The request
Your task is to locate every line holding the string "Concentration" and to copy each of them.

##### Raw data

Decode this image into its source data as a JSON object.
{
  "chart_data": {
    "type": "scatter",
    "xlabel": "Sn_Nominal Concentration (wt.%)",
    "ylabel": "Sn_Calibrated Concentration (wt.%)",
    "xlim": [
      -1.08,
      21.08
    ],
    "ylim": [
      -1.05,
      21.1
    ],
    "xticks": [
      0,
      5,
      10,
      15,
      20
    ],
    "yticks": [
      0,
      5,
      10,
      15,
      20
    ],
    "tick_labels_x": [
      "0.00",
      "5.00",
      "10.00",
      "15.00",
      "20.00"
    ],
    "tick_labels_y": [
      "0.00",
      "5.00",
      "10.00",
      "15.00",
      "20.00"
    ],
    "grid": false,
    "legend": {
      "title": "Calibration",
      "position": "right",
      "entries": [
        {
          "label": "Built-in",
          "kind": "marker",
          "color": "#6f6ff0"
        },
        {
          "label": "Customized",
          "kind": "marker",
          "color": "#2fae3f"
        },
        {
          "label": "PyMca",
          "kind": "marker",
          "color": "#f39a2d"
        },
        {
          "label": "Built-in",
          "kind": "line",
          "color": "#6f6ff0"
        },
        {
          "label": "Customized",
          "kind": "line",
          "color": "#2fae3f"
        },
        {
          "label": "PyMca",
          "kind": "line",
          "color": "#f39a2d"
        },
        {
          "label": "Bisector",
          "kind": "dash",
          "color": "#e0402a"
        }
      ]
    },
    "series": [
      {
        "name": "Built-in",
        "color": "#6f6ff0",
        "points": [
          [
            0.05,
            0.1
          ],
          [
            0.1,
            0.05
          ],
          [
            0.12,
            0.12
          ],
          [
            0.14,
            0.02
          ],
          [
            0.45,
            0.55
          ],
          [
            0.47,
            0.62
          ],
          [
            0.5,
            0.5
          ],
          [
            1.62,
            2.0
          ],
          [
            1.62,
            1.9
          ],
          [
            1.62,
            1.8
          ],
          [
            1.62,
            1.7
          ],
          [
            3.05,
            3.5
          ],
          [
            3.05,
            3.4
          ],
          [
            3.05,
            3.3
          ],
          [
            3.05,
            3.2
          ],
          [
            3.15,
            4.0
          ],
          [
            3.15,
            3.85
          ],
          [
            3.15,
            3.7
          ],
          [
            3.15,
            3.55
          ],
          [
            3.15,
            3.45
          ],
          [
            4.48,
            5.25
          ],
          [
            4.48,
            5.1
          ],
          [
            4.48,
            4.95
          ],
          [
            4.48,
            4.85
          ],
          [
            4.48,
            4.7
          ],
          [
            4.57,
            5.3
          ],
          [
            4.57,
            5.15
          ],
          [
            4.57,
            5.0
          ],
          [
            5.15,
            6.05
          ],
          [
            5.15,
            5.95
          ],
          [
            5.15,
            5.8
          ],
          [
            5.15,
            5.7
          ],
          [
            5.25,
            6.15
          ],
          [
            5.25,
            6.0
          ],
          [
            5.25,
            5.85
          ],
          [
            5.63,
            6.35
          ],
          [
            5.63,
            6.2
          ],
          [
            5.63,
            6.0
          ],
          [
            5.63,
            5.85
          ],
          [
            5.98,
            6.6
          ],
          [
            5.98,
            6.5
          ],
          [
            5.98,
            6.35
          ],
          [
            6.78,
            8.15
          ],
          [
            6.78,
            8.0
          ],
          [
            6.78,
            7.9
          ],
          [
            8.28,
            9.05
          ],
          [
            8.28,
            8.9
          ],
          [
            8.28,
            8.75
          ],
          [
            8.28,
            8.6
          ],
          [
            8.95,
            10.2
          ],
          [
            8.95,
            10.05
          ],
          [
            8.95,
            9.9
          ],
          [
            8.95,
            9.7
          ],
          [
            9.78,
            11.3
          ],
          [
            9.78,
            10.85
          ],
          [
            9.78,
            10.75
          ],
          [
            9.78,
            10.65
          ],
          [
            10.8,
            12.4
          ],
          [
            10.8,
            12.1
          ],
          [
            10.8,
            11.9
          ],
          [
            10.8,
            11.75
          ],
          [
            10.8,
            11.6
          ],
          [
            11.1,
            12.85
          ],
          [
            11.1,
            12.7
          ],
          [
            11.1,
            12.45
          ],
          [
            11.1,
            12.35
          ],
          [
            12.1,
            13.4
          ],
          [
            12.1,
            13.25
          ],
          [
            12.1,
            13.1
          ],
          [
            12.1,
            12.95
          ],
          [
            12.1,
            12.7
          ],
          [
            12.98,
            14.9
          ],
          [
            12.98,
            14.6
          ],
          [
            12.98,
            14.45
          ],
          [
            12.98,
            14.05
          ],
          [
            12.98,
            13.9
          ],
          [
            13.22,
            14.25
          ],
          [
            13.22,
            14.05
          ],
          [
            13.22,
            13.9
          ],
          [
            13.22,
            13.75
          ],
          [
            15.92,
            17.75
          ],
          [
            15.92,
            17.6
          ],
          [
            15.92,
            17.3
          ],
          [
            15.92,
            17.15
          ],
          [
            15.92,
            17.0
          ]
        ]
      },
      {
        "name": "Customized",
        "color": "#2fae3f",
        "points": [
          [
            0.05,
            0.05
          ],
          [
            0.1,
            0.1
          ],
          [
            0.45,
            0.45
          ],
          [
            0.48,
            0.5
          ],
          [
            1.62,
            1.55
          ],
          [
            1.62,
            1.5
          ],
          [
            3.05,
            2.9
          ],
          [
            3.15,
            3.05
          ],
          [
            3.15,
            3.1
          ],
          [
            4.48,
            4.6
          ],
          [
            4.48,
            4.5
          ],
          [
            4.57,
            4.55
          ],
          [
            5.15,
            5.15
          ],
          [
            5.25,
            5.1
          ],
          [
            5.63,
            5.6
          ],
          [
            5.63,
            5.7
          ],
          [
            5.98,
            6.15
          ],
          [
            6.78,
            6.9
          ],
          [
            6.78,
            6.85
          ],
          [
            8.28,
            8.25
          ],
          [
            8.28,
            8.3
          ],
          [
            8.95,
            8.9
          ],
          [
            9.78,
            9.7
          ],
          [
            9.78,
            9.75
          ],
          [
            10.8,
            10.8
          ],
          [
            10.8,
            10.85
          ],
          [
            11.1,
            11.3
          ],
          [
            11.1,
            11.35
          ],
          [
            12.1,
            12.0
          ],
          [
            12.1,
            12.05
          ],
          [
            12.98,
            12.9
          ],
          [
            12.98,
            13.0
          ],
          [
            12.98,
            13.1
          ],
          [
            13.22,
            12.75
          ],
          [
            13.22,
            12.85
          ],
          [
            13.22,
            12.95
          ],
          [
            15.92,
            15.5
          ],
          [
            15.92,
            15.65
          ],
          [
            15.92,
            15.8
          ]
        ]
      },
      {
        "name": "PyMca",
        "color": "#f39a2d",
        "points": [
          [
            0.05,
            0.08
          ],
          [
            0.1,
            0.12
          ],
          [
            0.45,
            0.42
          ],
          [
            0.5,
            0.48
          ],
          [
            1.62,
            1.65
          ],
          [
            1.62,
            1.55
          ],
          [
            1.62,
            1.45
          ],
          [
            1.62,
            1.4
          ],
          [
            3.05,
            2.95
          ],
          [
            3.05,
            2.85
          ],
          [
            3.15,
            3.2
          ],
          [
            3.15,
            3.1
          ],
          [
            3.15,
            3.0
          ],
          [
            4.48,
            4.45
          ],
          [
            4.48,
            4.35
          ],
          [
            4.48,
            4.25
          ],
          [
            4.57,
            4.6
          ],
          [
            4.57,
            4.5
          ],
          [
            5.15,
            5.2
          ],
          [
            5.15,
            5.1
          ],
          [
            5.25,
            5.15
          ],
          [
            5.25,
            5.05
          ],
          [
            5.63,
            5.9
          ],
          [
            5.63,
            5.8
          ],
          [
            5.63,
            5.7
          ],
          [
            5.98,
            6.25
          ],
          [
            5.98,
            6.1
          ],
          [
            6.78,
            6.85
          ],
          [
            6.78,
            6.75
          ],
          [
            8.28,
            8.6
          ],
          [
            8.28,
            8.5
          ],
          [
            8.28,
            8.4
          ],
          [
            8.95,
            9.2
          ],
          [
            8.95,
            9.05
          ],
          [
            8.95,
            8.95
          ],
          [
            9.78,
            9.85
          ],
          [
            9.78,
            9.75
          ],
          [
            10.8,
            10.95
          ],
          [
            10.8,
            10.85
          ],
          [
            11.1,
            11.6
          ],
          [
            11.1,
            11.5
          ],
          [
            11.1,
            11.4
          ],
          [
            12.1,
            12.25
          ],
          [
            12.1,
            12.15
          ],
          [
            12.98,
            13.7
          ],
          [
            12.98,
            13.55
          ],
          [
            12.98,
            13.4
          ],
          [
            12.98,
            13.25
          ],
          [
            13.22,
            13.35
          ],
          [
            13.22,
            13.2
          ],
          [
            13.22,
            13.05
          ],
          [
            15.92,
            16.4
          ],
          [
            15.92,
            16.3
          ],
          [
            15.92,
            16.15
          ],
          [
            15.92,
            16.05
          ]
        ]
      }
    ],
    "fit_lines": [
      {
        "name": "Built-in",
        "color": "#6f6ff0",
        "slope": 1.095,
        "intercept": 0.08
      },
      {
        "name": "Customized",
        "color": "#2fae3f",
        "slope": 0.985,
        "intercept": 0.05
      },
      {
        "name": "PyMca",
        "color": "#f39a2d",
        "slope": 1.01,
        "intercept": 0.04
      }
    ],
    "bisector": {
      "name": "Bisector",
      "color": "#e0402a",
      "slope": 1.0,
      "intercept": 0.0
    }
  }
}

##########

Correct output
    "xlabel": "Sn_Nominal Concentration (wt.%)",
    "ylabel": "Sn_Calibrated Concentration (wt.%)",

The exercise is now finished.